WHAT IS EXPECTED:
Write out the material from the first line through the line containing "mute-label: Mute xyxy=(224,53,255,67)", both lines included, exactly as it appears.
......
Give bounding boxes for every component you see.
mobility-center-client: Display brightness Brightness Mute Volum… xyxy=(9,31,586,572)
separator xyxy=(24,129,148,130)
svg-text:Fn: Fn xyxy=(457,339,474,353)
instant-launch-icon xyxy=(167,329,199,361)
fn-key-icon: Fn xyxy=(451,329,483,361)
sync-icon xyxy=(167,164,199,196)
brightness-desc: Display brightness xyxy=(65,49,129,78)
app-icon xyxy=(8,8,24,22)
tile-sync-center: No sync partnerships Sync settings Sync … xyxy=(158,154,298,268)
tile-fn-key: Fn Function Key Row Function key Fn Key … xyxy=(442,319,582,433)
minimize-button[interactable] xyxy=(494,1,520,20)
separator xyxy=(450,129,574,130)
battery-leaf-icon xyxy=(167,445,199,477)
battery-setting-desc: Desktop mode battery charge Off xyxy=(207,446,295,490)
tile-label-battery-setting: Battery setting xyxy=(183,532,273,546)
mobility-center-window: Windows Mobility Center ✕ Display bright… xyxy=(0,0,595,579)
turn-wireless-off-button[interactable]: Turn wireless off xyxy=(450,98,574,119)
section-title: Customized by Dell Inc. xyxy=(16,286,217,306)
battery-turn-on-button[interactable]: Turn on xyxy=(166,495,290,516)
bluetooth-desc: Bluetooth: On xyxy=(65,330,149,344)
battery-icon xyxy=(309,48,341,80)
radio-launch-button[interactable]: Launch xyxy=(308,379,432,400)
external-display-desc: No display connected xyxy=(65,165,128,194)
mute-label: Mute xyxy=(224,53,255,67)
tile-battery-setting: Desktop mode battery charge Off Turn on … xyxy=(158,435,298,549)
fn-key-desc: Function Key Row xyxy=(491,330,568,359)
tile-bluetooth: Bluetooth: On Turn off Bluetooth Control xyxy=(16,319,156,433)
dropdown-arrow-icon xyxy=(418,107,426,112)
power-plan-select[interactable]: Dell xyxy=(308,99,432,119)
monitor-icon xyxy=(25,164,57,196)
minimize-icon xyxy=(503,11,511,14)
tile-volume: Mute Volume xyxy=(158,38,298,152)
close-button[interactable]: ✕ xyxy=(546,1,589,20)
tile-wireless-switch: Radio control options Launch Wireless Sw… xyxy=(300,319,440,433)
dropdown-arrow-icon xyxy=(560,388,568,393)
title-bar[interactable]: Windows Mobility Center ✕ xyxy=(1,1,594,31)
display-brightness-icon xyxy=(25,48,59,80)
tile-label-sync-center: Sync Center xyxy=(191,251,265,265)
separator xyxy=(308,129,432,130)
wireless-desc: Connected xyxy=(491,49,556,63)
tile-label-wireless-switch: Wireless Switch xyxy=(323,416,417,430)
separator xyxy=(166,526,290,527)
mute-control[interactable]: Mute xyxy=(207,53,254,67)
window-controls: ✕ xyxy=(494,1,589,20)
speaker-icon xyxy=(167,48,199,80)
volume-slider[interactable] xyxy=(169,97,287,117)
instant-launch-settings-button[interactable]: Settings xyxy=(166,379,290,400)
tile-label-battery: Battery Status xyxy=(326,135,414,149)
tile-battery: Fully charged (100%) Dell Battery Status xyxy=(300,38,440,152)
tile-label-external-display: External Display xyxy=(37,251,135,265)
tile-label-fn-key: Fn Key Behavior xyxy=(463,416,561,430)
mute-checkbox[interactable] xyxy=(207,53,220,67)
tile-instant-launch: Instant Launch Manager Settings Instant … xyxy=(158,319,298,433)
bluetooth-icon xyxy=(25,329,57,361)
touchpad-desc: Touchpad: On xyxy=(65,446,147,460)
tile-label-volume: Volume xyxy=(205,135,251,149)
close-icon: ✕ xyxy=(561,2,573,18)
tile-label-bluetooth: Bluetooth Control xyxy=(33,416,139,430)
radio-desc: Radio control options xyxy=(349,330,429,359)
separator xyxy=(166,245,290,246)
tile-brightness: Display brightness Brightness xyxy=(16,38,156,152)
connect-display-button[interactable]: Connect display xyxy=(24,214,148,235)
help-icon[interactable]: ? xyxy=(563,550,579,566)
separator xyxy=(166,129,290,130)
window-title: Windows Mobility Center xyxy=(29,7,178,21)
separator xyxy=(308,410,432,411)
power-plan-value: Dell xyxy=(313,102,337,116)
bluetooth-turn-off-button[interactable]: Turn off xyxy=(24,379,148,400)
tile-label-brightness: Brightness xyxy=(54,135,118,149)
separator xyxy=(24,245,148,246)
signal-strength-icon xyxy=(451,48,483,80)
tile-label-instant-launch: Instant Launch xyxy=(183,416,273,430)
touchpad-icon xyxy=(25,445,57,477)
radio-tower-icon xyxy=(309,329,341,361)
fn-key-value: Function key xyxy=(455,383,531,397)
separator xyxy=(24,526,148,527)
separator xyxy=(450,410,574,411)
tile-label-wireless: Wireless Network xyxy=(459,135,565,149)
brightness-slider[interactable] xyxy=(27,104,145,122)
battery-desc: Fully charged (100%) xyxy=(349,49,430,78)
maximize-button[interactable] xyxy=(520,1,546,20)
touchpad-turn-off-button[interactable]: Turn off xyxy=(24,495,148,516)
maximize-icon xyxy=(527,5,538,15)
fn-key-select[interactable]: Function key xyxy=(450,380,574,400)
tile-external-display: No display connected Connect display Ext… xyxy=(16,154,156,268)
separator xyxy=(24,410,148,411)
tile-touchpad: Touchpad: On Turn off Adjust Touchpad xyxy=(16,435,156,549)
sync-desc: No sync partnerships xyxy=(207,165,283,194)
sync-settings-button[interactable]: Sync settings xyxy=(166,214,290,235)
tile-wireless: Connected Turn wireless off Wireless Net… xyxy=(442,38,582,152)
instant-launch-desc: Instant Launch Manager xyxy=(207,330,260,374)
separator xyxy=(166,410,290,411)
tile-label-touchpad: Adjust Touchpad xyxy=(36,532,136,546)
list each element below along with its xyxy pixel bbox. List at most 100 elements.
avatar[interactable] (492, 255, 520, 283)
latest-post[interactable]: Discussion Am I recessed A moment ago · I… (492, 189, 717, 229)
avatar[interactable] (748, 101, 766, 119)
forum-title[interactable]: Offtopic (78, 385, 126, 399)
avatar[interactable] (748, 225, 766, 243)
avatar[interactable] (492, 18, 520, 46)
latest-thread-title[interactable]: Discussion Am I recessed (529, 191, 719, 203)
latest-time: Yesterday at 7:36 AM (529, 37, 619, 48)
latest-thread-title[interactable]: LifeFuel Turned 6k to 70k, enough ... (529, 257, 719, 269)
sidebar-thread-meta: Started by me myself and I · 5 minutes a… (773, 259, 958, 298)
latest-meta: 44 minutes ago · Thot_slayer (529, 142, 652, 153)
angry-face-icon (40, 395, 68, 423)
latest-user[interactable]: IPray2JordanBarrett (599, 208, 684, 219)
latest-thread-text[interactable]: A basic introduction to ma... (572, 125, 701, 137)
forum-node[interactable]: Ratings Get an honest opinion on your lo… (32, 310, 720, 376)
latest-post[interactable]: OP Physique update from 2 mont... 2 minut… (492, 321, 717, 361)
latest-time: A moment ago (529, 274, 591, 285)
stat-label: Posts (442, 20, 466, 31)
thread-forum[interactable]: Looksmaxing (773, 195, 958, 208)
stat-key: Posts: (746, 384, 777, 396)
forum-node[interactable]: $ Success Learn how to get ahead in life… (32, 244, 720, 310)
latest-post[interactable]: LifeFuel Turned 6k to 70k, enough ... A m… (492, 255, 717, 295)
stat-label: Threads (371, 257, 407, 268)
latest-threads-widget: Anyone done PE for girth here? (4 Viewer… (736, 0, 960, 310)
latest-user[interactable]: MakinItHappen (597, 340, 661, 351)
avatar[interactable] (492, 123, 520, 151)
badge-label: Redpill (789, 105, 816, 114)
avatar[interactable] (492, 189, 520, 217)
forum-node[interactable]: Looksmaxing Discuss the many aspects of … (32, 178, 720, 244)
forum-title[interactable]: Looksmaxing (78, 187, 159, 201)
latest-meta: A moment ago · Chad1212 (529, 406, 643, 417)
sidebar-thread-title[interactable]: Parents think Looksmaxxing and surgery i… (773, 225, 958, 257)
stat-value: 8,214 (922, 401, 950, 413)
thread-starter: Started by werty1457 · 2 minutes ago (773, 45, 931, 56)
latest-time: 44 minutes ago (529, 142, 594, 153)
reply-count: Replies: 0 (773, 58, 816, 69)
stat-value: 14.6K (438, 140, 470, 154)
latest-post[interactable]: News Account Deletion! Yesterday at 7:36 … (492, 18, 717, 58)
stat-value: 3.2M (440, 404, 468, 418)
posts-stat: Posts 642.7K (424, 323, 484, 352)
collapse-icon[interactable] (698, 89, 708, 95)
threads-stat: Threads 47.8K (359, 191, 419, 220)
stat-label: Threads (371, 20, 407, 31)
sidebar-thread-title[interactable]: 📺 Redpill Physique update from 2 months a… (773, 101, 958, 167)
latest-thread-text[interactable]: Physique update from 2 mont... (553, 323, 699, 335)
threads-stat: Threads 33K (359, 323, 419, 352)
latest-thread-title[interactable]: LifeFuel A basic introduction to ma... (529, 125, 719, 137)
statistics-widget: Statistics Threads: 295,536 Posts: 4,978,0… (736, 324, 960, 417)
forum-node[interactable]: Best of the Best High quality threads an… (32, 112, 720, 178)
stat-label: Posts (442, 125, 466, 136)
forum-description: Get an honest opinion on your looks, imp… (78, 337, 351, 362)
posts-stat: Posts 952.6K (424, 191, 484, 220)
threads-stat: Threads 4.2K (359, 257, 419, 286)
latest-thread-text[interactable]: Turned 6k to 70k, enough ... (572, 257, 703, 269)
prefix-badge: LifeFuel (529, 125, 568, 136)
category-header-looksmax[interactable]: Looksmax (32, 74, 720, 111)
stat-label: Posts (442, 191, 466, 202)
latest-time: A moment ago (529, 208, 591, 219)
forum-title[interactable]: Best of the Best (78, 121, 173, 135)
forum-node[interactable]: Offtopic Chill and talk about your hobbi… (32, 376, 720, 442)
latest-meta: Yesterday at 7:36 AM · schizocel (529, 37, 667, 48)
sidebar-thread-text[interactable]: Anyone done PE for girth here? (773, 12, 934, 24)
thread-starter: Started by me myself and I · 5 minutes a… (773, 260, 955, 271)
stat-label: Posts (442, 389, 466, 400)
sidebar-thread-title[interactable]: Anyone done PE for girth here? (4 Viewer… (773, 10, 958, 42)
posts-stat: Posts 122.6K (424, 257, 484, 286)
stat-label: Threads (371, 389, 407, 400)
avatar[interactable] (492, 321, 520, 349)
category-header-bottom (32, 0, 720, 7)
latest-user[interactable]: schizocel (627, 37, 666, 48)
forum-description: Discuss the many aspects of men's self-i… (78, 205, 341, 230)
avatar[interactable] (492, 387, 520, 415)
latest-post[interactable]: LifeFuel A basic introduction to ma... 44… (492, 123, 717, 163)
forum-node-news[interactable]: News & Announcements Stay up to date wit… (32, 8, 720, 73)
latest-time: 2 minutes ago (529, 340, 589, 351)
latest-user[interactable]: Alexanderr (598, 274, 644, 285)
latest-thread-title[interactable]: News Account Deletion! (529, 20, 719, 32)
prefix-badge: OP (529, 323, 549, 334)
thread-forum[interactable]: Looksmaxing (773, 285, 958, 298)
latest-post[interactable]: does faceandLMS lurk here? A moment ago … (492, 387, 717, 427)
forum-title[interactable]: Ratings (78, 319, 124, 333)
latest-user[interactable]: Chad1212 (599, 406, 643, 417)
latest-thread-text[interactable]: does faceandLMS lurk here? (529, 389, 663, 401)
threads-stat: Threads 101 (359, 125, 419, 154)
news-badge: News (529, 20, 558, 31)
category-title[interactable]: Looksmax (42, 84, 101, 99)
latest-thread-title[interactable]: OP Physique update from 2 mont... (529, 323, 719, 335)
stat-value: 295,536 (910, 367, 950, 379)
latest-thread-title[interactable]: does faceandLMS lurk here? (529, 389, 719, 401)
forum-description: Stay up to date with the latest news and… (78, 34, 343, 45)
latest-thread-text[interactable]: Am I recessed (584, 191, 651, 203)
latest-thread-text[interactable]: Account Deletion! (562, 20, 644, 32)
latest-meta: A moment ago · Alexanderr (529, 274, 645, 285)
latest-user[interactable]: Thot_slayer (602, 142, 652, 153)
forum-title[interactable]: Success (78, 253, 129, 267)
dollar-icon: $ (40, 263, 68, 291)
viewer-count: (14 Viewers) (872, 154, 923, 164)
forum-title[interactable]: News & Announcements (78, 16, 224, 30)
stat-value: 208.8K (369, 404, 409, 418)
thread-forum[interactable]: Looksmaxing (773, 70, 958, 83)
......
OUTPUT OF THE EXERCISE:
Give bounding boxes for every component you see.
mobility-center-client: Display brightness Brightness Mute Volum… xyxy=(9,31,586,572)
separator xyxy=(24,129,148,130)
svg-text:Fn: Fn xyxy=(457,339,474,353)
instant-launch-icon xyxy=(167,329,199,361)
fn-key-icon: Fn xyxy=(451,329,483,361)
sync-icon xyxy=(167,164,199,196)
brightness-desc: Display brightness xyxy=(65,49,129,78)
app-icon xyxy=(8,8,24,22)
tile-sync-center: No sync partnerships Sync settings Sync … xyxy=(158,154,298,268)
tile-fn-key: Fn Function Key Row Function key Fn Key … xyxy=(442,319,582,433)
minimize-button[interactable] xyxy=(494,1,520,20)
separator xyxy=(450,129,574,130)
battery-leaf-icon xyxy=(167,445,199,477)
battery-setting-desc: Desktop mode battery charge Off xyxy=(207,446,295,490)
tile-label-battery-setting: Battery setting xyxy=(183,532,273,546)
mobility-center-window: Windows Mobility Center ✕ Display bright… xyxy=(0,0,595,579)
turn-wireless-off-button[interactable]: Turn wireless off xyxy=(450,98,574,119)
section-title: Customized by Dell Inc. xyxy=(16,286,217,306)
battery-turn-on-button[interactable]: Turn on xyxy=(166,495,290,516)
bluetooth-desc: Bluetooth: On xyxy=(65,330,149,344)
battery-icon xyxy=(309,48,341,80)
radio-launch-button[interactable]: Launch xyxy=(308,379,432,400)
external-display-desc: No display connected xyxy=(65,165,128,194)
mute-label: Mute xyxy=(224,53,255,67)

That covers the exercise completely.